* **THE PROBLEM**: All records must be quoted exactly. Omit the pictures.

* **Dataset records on visual material**:
________
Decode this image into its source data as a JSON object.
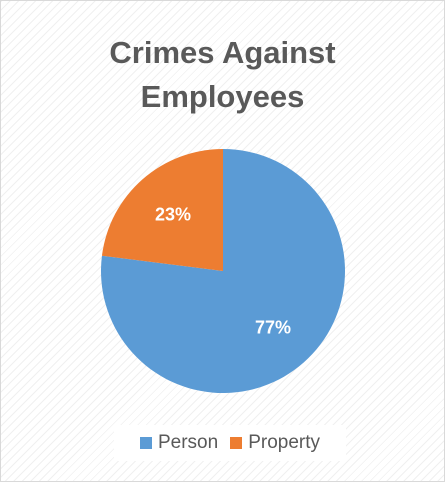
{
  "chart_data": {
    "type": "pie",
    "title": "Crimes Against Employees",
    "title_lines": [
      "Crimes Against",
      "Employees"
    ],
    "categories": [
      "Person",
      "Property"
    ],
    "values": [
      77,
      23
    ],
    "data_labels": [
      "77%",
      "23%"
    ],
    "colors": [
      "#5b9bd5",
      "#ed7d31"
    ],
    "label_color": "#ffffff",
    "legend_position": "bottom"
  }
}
________
* **EXERCISE RESULT**:
Decode this image into its source data as a JSON object.
{
  "chart_data": {
    "type": "pie",
    "title": "Crimes Against Employees",
    "title_lines": [
      "Crimes Against",
      "Employees"
    ],
    "categories": [
      "Person",
      "Property"
    ],
    "values": [
      77,
      23
    ],
    "data_labels": [
      "77%",
      "23%"
    ],
    "colors": [
      "#5b9bd5",
      "#ed7d31"
    ],
    "label_color": "#ffffff",
    "legend_position": "bottom"
  }
}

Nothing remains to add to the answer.